* [Request]: Your task is to repeat all of the material exactly.

(Figure contents as structured data)
··········
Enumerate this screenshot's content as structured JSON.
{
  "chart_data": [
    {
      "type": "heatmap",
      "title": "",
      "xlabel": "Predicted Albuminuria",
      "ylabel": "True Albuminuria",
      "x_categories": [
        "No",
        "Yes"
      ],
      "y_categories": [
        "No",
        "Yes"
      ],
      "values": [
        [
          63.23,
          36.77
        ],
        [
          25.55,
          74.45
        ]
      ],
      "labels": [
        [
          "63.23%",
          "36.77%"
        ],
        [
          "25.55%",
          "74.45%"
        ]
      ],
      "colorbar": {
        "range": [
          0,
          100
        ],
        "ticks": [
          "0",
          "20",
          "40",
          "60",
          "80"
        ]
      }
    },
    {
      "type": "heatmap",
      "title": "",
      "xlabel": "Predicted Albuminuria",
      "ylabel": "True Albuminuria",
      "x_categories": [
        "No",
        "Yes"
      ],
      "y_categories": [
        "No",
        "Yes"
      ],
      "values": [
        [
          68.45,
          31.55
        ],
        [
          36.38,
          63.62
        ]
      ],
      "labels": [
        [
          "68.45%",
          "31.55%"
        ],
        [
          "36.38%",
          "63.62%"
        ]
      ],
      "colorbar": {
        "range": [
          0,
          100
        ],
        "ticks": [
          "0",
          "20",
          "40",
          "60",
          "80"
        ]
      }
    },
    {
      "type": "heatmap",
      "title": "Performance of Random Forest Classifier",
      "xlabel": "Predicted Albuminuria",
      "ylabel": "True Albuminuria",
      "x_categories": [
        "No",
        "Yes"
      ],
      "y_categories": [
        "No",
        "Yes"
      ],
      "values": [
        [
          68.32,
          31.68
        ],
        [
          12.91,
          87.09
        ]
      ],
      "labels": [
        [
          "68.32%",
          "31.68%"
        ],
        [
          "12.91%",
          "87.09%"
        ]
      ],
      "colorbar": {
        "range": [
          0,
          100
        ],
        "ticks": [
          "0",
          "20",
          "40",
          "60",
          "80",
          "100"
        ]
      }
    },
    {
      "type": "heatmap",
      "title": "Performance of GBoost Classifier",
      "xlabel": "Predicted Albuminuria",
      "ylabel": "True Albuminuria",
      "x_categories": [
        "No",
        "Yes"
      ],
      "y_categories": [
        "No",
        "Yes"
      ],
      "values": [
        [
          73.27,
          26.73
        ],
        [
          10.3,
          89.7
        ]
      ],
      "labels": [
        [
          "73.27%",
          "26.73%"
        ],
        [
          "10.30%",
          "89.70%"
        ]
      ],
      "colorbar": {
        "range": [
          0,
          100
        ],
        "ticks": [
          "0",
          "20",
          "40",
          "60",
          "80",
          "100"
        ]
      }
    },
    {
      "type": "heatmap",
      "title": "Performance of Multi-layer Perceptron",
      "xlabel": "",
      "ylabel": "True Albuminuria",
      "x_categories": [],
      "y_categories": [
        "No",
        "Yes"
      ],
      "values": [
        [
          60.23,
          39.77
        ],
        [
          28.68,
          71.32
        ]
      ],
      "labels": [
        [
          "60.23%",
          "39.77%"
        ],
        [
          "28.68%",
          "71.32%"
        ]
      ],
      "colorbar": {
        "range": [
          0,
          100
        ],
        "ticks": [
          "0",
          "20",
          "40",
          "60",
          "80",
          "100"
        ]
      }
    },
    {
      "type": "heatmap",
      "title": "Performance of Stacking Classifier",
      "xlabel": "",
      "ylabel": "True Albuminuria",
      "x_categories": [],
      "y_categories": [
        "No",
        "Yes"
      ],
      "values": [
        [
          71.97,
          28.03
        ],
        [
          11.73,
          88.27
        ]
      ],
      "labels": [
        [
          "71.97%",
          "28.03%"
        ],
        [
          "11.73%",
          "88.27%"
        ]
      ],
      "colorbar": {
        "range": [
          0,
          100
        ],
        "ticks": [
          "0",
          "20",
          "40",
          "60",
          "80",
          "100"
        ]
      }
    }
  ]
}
··········
* [Exercise response]:
Enumerate this screenshot's content as structured JSON.
{
  "chart_data": [
    {
      "type": "heatmap",
      "title": "",
      "xlabel": "Predicted Albuminuria",
      "ylabel": "True Albuminuria",
      "x_categories": [
        "No",
        "Yes"
      ],
      "y_categories": [
        "No",
        "Yes"
      ],
      "values": [
        [
          63.23,
          36.77
        ],
        [
          25.55,
          74.45
        ]
      ],
      "labels": [
        [
          "63.23%",
          "36.77%"
        ],
        [
          "25.55%",
          "74.45%"
        ]
      ],
      "colorbar": {
        "range": [
          0,
          100
        ],
        "ticks": [
          "0",
          "20",
          "40",
          "60",
          "80"
        ]
      }
    },
    {
      "type": "heatmap",
      "title": "",
      "xlabel": "Predicted Albuminuria",
      "ylabel": "True Albuminuria",
      "x_categories": [
        "No",
        "Yes"
      ],
      "y_categories": [
        "No",
        "Yes"
      ],
      "values": [
        [
          68.45,
          31.55
        ],
        [
          36.38,
          63.62
        ]
      ],
      "labels": [
        [
          "68.45%",
          "31.55%"
        ],
        [
          "36.38%",
          "63.62%"
        ]
      ],
      "colorbar": {
        "range": [
          0,
          100
        ],
        "ticks": [
          "0",
          "20",
          "40",
          "60",
          "80"
        ]
      }
    },
    {
      "type": "heatmap",
      "title": "Performance of Random Forest Classifier",
      "xlabel": "Predicted Albuminuria",
      "ylabel": "True Albuminuria",
      "x_categories": [
        "No",
        "Yes"
      ],
      "y_categories": [
        "No",
        "Yes"
      ],
      "values": [
        [
          68.32,
          31.68
        ],
        [
          12.91,
          87.09
        ]
      ],
      "labels": [
        [
          "68.32%",
          "31.68%"
        ],
        [
          "12.91%",
          "87.09%"
        ]
      ],
      "colorbar": {
        "range": [
          0,
          100
        ],
        "ticks": [
          "0",
          "20",
          "40",
          "60",
          "80",
          "100"
        ]
      }
    },
    {
      "type": "heatmap",
      "title": "Performance of GBoost Classifier",
      "xlabel": "Predicted Albuminuria",
      "ylabel": "True Albuminuria",
      "x_categories": [
        "No",
        "Yes"
      ],
      "y_categories": [
        "No",
        "Yes"
      ],
      "values": [
        [
          73.27,
          26.73
        ],
        [
          10.3,
          89.7
        ]
      ],
      "labels": [
        [
          "73.27%",
          "26.73%"
        ],
        [
          "10.30%",
          "89.70%"
        ]
      ],
      "colorbar": {
        "range": [
          0,
          100
        ],
        "ticks": [
          "0",
          "20",
          "40",
          "60",
          "80",
          "100"
        ]
      }
    },
    {
      "type": "heatmap",
      "title": "Performance of Multi-layer Perceptron",
      "xlabel": "",
      "ylabel": "True Albuminuria",
      "x_categories": [],
      "y_categories": [
        "No",
        "Yes"
      ],
      "values": [
        [
          60.23,
          39.77
        ],
        [
          28.68,
          71.32
        ]
      ],
      "labels": [
        [
          "60.23%",
          "39.77%"
        ],
        [
          "28.68%",
          "71.32%"
        ]
      ],
      "colorbar": {
        "range": [
          0,
          100
        ],
        "ticks": [
          "0",
          "20",
          "40",
          "60",
          "80",
          "100"
        ]
      }
    },
    {
      "type": "heatmap",
      "title": "Performance of Stacking Classifier",
      "xlabel": "",
      "ylabel": "True Albuminuria",
      "x_categories": [],
      "y_categories": [
        "No",
        "Yes"
      ],
      "values": [
        [
          71.97,
          28.03
        ],
        [
          11.73,
          88.27
        ]
      ],
      "labels": [
        [
          "71.97%",
          "28.03%"
        ],
        [
          "11.73%",
          "88.27%"
        ]
      ],
      "colorbar": {
        "range": [
          0,
          100
        ],
        "ticks": [
          "0",
          "20",
          "40",
          "60",
          "80",
          "100"
        ]
      }
    }
  ]
}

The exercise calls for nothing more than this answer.